INFORMATION SUPPLIED:
----

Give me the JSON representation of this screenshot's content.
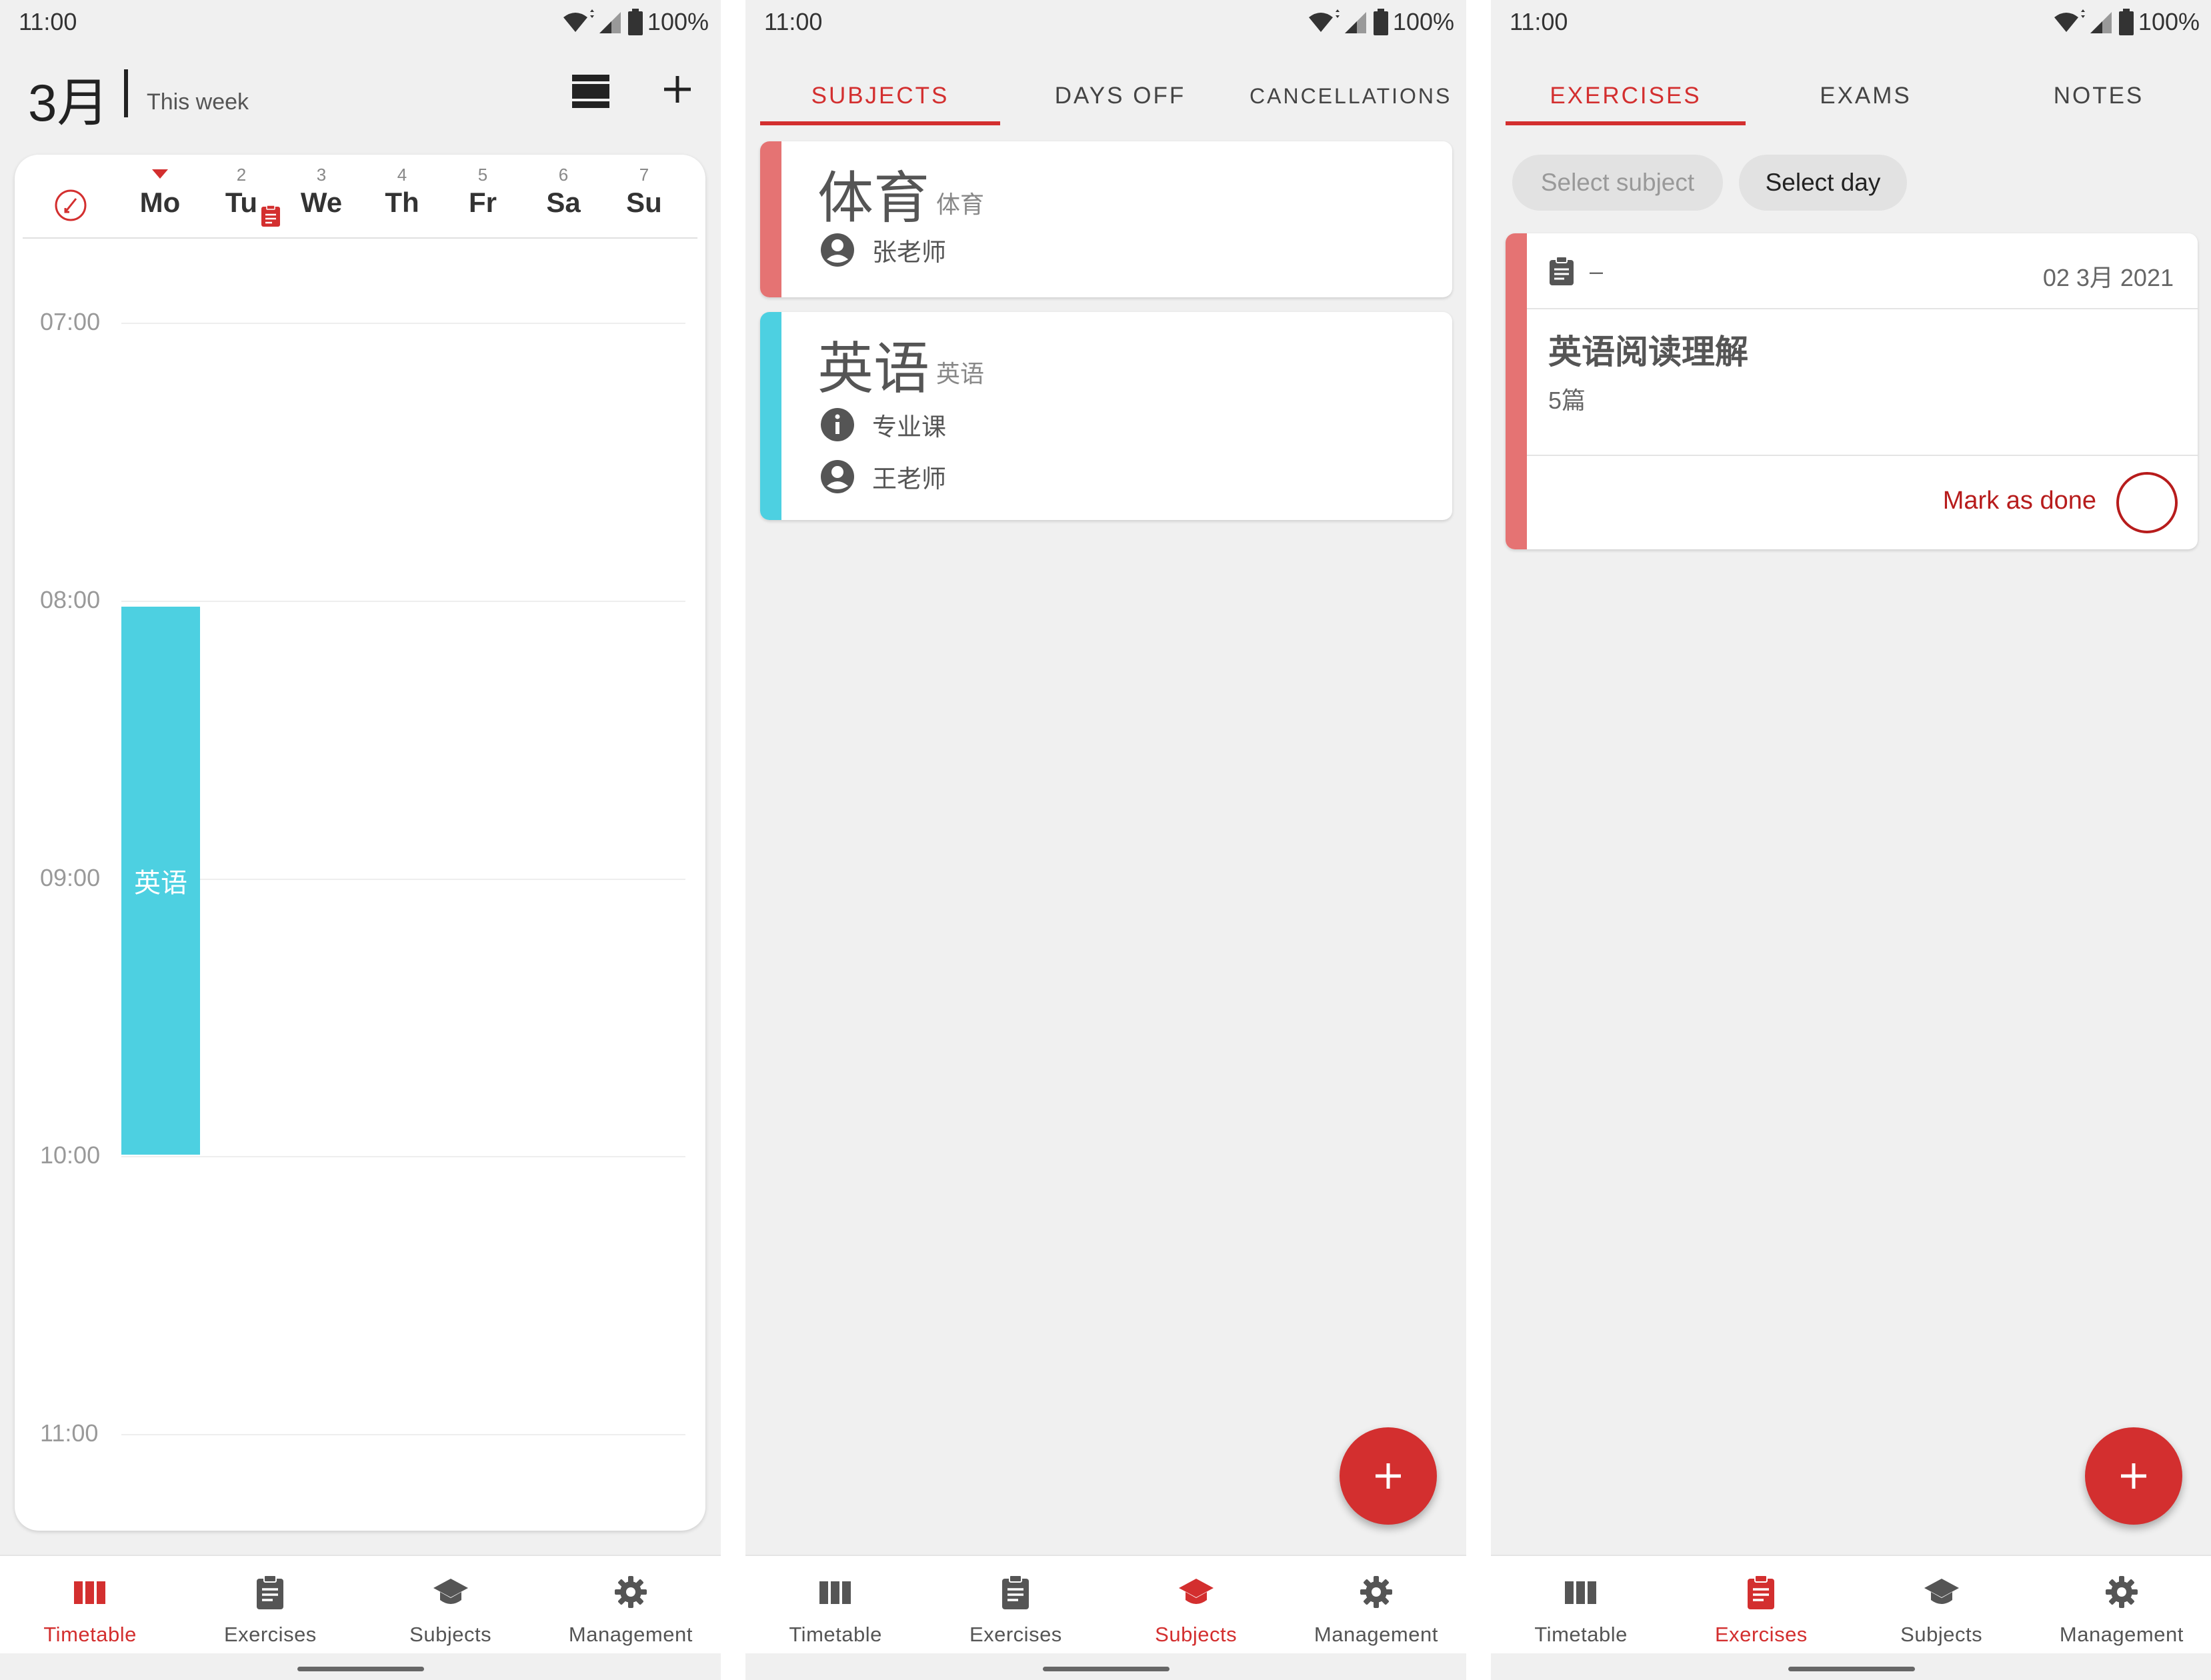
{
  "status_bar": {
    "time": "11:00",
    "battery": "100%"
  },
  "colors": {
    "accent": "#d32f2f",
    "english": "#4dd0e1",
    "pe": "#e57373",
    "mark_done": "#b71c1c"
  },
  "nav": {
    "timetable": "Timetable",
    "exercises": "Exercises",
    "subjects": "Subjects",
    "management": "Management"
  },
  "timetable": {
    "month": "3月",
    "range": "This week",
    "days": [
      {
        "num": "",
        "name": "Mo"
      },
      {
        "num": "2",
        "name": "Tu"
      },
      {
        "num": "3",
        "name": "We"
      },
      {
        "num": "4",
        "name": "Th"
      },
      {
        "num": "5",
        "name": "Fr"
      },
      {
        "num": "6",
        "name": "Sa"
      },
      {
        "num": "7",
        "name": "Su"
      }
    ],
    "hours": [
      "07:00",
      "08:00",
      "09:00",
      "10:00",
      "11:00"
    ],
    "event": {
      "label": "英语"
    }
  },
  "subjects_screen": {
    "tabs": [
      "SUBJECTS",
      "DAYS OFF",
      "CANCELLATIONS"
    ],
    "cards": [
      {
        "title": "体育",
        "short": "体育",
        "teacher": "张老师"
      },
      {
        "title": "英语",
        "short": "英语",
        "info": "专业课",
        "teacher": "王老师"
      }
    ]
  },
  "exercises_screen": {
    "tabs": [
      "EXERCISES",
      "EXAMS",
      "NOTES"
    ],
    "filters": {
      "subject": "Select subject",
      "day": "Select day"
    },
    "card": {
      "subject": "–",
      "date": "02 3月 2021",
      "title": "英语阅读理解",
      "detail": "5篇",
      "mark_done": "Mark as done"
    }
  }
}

----

PROMPT:
None of the pictures should appear; repeat the records exactly otherwise.

PROBLEM SOLUTION:
Give me the JSON representation of this screenshot's content.
{
  "status_bar": {
    "time": "11:00",
    "battery": "100%"
  },
  "colors": {
    "accent": "#d32f2f",
    "english": "#4dd0e1",
    "pe": "#e57373",
    "mark_done": "#b71c1c"
  },
  "nav": {
    "timetable": "Timetable",
    "exercises": "Exercises",
    "subjects": "Subjects",
    "management": "Management"
  },
  "timetable": {
    "month": "3月",
    "range": "This week",
    "days": [
      {
        "num": "",
        "name": "Mo"
      },
      {
        "num": "2",
        "name": "Tu"
      },
      {
        "num": "3",
        "name": "We"
      },
      {
        "num": "4",
        "name": "Th"
      },
      {
        "num": "5",
        "name": "Fr"
      },
      {
        "num": "6",
        "name": "Sa"
      },
      {
        "num": "7",
        "name": "Su"
      }
    ],
    "hours": [
      "07:00",
      "08:00",
      "09:00",
      "10:00",
      "11:00"
    ],
    "event": {
      "label": "英语"
    }
  },
  "subjects_screen": {
    "tabs": [
      "SUBJECTS",
      "DAYS OFF",
      "CANCELLATIONS"
    ],
    "cards": [
      {
        "title": "体育",
        "short": "体育",
        "teacher": "张老师"
      },
      {
        "title": "英语",
        "short": "英语",
        "info": "专业课",
        "teacher": "王老师"
      }
    ]
  },
  "exercises_screen": {
    "tabs": [
      "EXERCISES",
      "EXAMS",
      "NOTES"
    ],
    "filters": {
      "subject": "Select subject",
      "day": "Select day"
    },
    "card": {
      "subject": "–",
      "date": "02 3月 2021",
      "title": "英语阅读理解",
      "detail": "5篇",
      "mark_done": "Mark as done"
    }
  }
}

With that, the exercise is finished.